## START Source text
## Gradient Checking

To determine whether the gradient calculation is performed correctly, I've implemented a simple gradient checker using information from this [online article](https://towardsdatascience.com/how-to-debug-a-neural-network-with-gradient-checking-41deec0357a9).<br>

We start by approximating the gradient of the model using the limit definition of a derivative:
$$\frac{d}{d \theta}J(\theta) = \lim\limits_{\epsilon \rightarrow 0} \frac{J(\theta + \epsilon) - J(\theta - \epsilon)}{2\epsilon}$$
Where $J$ represents our cost function, and $\theta$ represents our model's parameters. We can use an arbitrarily small value for $\epsilon$ (1e-4 by default) to approximate the gradient.<br>
Then, we calculate the normalized distance between the actual and approximated gradient vectors, as follows:
$$\text{distance} = \frac{\| d\theta_{approx} - d\theta \|_2}{\| d\theta_{approx} \|_2 + \| d\theta \|_2}$$
If the distance is sufficiently small (less than  $\epsilon^2$), the gradient is *probably* correct.<br>
The source code for the `gradient_check()` function can be found in `/src/sandbox/utils.py`.<br>

Last update: 12/24/23

In [1]:
from importlib import reload
import numpy as np
from sandbox import activations, costs, initializers, layers, model, optimizers, utils

Checking activation functions

In [2]:

reload(activations)
reload(costs)
reload(layers)

# Create dummy data
X = np.random.randn(100, 3)
Y = np.random.randint(0, 2, (100, 2))

# Create model
activation = model.Model()
# activation.add(layers.Dense(units=10, activation=activations.ReLU()))
# activation.add(layers.Dense(units=10, activation=activations.Linear()))
# activation.add(layers.Dense(units=10, activation=activations.Arctan()))
# activation.add(layers.Dense(units=10, activation=activations.BentIdentity()))
# activation.add(layers.Dense(units=10, activation=activations.Linear()))
# activation.add(layers.Dense(units=10, activation=activations.LeakyReLU(alpha=0.05)))
# activation.add(layers.Dense(units=10, activation=activations.Tanh()))
# activation.add(layers.Dense(units=10, activation=activations.ELU()))
## END Source text
* _Problem 1_
Repeat the rows word for word, starting with the line that contains "subtitle: Incêndio no" and going on through the line that contains "related-title[interactable]: Governo anuncia".
## START Materials provided
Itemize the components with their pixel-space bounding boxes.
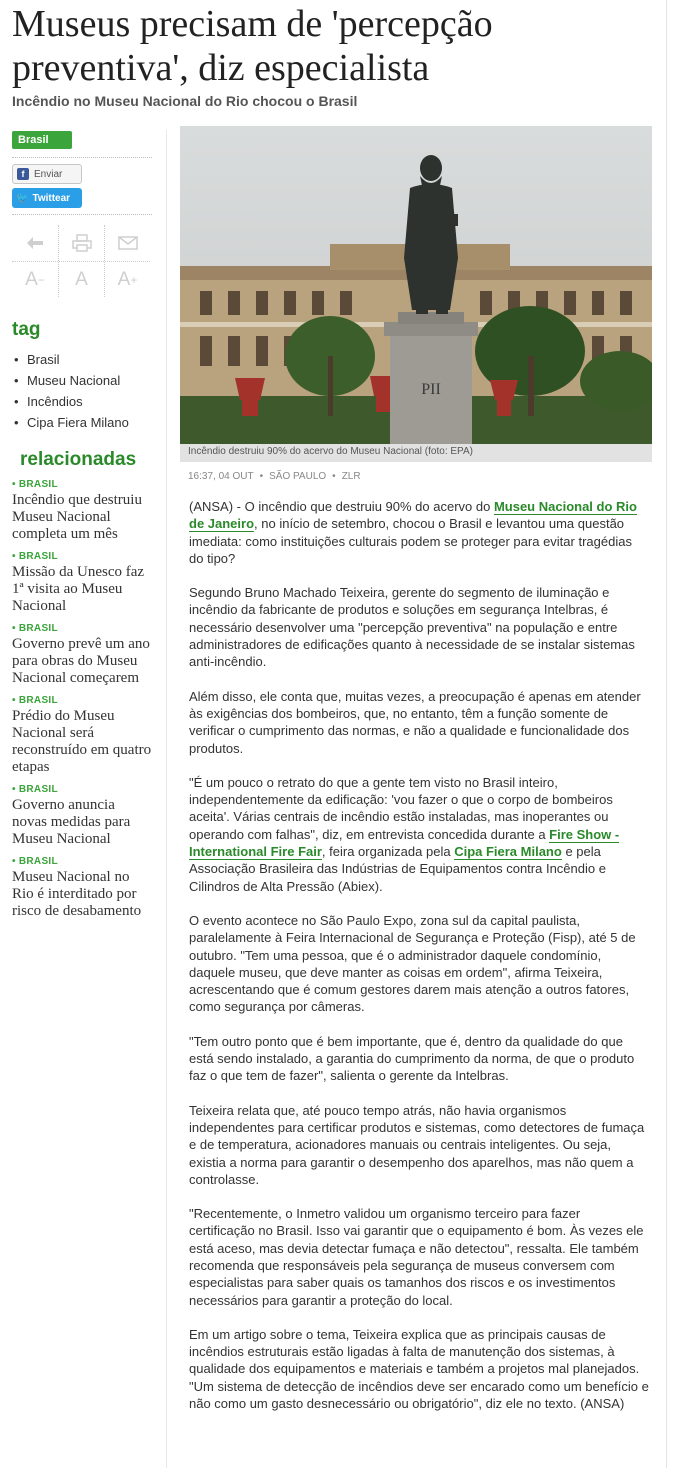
subtitle: Incêndio no Museu Nacional do Rio chocou o Brasil (12, 93, 358, 109)
related-item[interactable] (12, 784, 152, 848)
email-icon[interactable] (104, 225, 150, 261)
right-divider (666, 0, 667, 1468)
related-heading: relacionadas (20, 449, 137, 470)
article-paragraph: O evento acontece no São Paulo Expo, zona sul da capital paulista, paralelamente à Feira Internacional de Segurança e Proteção (Fisp), até 5 de outubro. "Tem uma pessoa, que é o administrador daquele condomínio, daquele museu, que deve manter as coisas em ordem", afirma Teixeira, acrescentando que é comum gestores darem mais atenção a outros fatores, como segurança por câmeras. (189, 912, 636, 1015)
tag-link[interactable]: • Cipa Fiera Milano (12, 412, 152, 433)
paragraph-text: e pela Associação Brasileira das Indústrias de Equipamentos contra Incêndio e Cilindros de Alta Pressão (Abiex). (189, 844, 606, 894)
agency-code: ZLR (341, 471, 361, 482)
font-decrease-icon[interactable]: A − (25, 268, 45, 290)
tag-link[interactable]: • Museu Nacional (12, 370, 152, 391)
related-title[interactable]: Incêndio que destruiu Museu Nacional completa um mês (12, 492, 142, 542)
museum-statue-illustration (180, 126, 652, 444)
back-icon[interactable] (12, 225, 58, 261)
sidebar (12, 130, 152, 920)
tag-list (12, 349, 152, 433)
facebook-share-button[interactable] (12, 164, 82, 184)
related-title[interactable]: Governo anuncia novas medidas para Museu Nacional (12, 797, 131, 847)
related-title[interactable]: Missão da Unesco faz 1ª visita ao Museu Nacional (12, 564, 145, 614)
article-paragraph (189, 774, 649, 895)
article-paragraph: Além disso, ele conta que, muitas vezes, a preocupação é apenas em atender às exigências dos bombeiros, que, no entanto, têm a função somente de verificar o cumprimento das normas, e não a qualidade e funcionalidade dos produtos. (189, 688, 641, 756)
related-category: • BRASIL (12, 695, 58, 706)
related-category: • BRASIL (12, 784, 58, 795)
article-paragraph: Teixeira relata que, até pouco tempo atrás, não havia organismos independentes para certificar produtos e sistemas, como detectores de fumaça e de temperatura, acionadores manuais ou centrais inteligentes. Ou seja, existia a norma para garantir o desempenho dos aparelhos, mas não quem a controlasse. (189, 1102, 645, 1187)
related-category: • BRASIL (12, 551, 58, 562)
related-title[interactable]: Governo prevê um ano para obras do Museu Nacional começarem (12, 636, 150, 686)
paragraph-text: (ANSA) - O incêndio que destruiu 90% do acervo do (189, 499, 494, 514)
paragraph-text: "É um pouco o retrato do que a gente tem visto no Brasil inteiro, independentemente da edificação: 'vou fazer o que o corpo de bombeiros aceita'. Várias centrais de incêndio estão instaladas, mas inoperantes ou operando com falhas", diz, em entrevista concedida durante a (189, 774, 613, 842)
print-icon[interactable] (58, 225, 104, 261)
category-badge[interactable]: Brasil (12, 131, 72, 149)
paragraph-text: , no início de setembro, chocou o Brasil e levantou uma questão imediata: como instituições culturais podem se proteger para evitar tragédias do tipo? (189, 516, 632, 566)
dateline-location: SÃO PAULO (269, 471, 327, 482)
divider (12, 214, 152, 215)
statue-plaque: PII (421, 381, 441, 398)
publish-time: 16:37, 04 OUT (188, 471, 254, 482)
article-photo (180, 126, 652, 444)
paragraph-text: , feira organizada pela (321, 844, 455, 860)
fire-show-link[interactable]: Fire Show - International Fire Fair (189, 826, 620, 860)
article-paragraph: "Tem outro ponto que é bem importante, que é, dentro da qualidade do que está sendo instalado, a garantia do cumprimento da norma, de que o produto faz o que tem de fazer", salienta o gerente da Intelbras. (189, 1033, 635, 1084)
related-category: • BRASIL (12, 856, 58, 867)
headline: Museus precisam de 'percepção preventiva', diz especialista (12, 3, 493, 89)
tag-heading: tag (12, 319, 41, 340)
twitter-share-label: Twittear (32, 192, 71, 204)
related-item[interactable] (12, 856, 152, 920)
related-title[interactable]: Prédio do Museu Nacional será reconstruído em quatro etapas (12, 708, 152, 775)
related-item[interactable] (12, 479, 152, 543)
font-increase-icon[interactable]: A + (104, 262, 150, 297)
article-tools (12, 225, 150, 297)
font-reset-icon[interactable]: A (58, 262, 104, 297)
tag-link[interactable]: • Brasil (12, 349, 152, 370)
related-item[interactable] (12, 623, 152, 687)
facebook-icon: f (17, 168, 29, 180)
article-paragraph: "Recentemente, o Inmetro validou um organismo terceiro para fazer certificação no Brasil. Isso vai garantir que o equipamento é bom. Às vezes ele está aceso, mas devia detectar fumaça e não detectou", ressalta. Ele também recomenda que responsáveis pela segurança de museus conversem com especialistas para saber quais os tamanhos dos riscos e os investimentos necessários para garantir a proteção do local. (189, 1206, 644, 1308)
tag-link[interactable]: • Incêndios (12, 391, 152, 412)
article-paragraph: Em um artigo sobre o tema, Teixeira explica que as principais causas de incêndios estruturais estão ligadas à falta de manutenção dos sistemas, à qualidade dos equipamentos e materiais e também a projetos mal planejados. "Um sistema de detecção de incêndios deve ser encarado como um benefício e não como um gasto desnecessário ou obrigatório", diz ele no texto. (ANSA) (189, 1326, 649, 1412)
related-category: • BRASIL (12, 479, 58, 490)
article-paragraph: Segundo Bruno Machado Teixeira, gerente do segmento de iluminação e incêndio da fabricante de produtos e soluções em segurança Intelbras, é necessário desenvolver uma "percepção preventiva" na população e entre administradores de edificações quanto à necessidade de se instalar sistemas anti-incêndio. (189, 585, 635, 670)
related-title[interactable]: Museu Nacional no Rio é interditado por risco de desabamento (12, 869, 142, 919)
related-item[interactable] (12, 695, 152, 776)
twitter-share-button[interactable] (12, 188, 82, 208)
related-item[interactable] (12, 551, 152, 615)
twitter-icon: 🐦 (16, 192, 29, 204)
share-buttons (12, 164, 152, 208)
cipa-fiera-milano-link[interactable]: Cipa Fiera Milano (454, 844, 562, 860)
article-meta: 16:37, 04 OUT • SÃO PAULO • ZLR (188, 471, 361, 482)
museu-nacional-link[interactable]: Museu Nacional do Rio de Janeiro (189, 499, 637, 532)
article-body (189, 498, 649, 1429)
article-paragraph (189, 498, 649, 567)
divider (12, 157, 152, 158)
related-category: • BRASIL (12, 623, 58, 634)
photo-caption: Incêndio destruiu 90% do acervo do Museu Nacional (foto: EPA) (180, 444, 652, 462)
facebook-share-label: Enviar (34, 168, 63, 180)
column-divider (166, 130, 167, 1468)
## END Materials provided
* _Problem 2_
In the gradient-checking text, list every module imported from the sandbox package.

* _Exercise answer 1_
subtitle: Incêndio no Museu Nacional do Rio chocou o Brasil (12, 93, 358, 109)
related-item[interactable] (12, 784, 152, 848)
email-icon[interactable] (104, 225, 150, 261)
right-divider (666, 0, 667, 1468)
related-heading: relacionadas (20, 449, 137, 470)
article-paragraph: O evento acontece no São Paulo Expo, zona sul da capital paulista, paralelamente à Feira Internacional de Segurança e Proteção (Fisp), até 5 de outubro. "Tem uma pessoa, que é o administrador daquele condomínio, daquele museu, que deve manter as coisas em ordem", afirma Teixeira, acrescentando que é comum gestores darem mais atenção a outros fatores, como segurança por câmeras. (189, 912, 636, 1015)
tag-link[interactable]: • Cipa Fiera Milano (12, 412, 152, 433)
paragraph-text: e pela Associação Brasileira das Indústrias de Equipamentos contra Incêndio e Cilindros de Alta Pressão (Abiex). (189, 844, 606, 894)
agency-code: ZLR (341, 471, 361, 482)
font-decrease-icon[interactable]: A − (25, 268, 45, 290)
tag-link[interactable]: • Museu Nacional (12, 370, 152, 391)
related-title[interactable]: Incêndio que destruiu Museu Nacional completa um mês (12, 492, 142, 542)
museum-statue-illustration (180, 126, 652, 444)
back-icon[interactable] (12, 225, 58, 261)
sidebar (12, 130, 152, 920)
tag-list (12, 349, 152, 433)
facebook-share-button[interactable] (12, 164, 82, 184)
related-title[interactable]: Governo anuncia novas medidas para Museu Nacional (12, 797, 131, 847)

* _Exercise answer 2_
activations, costs, initializers, layers, model, optimizers, utils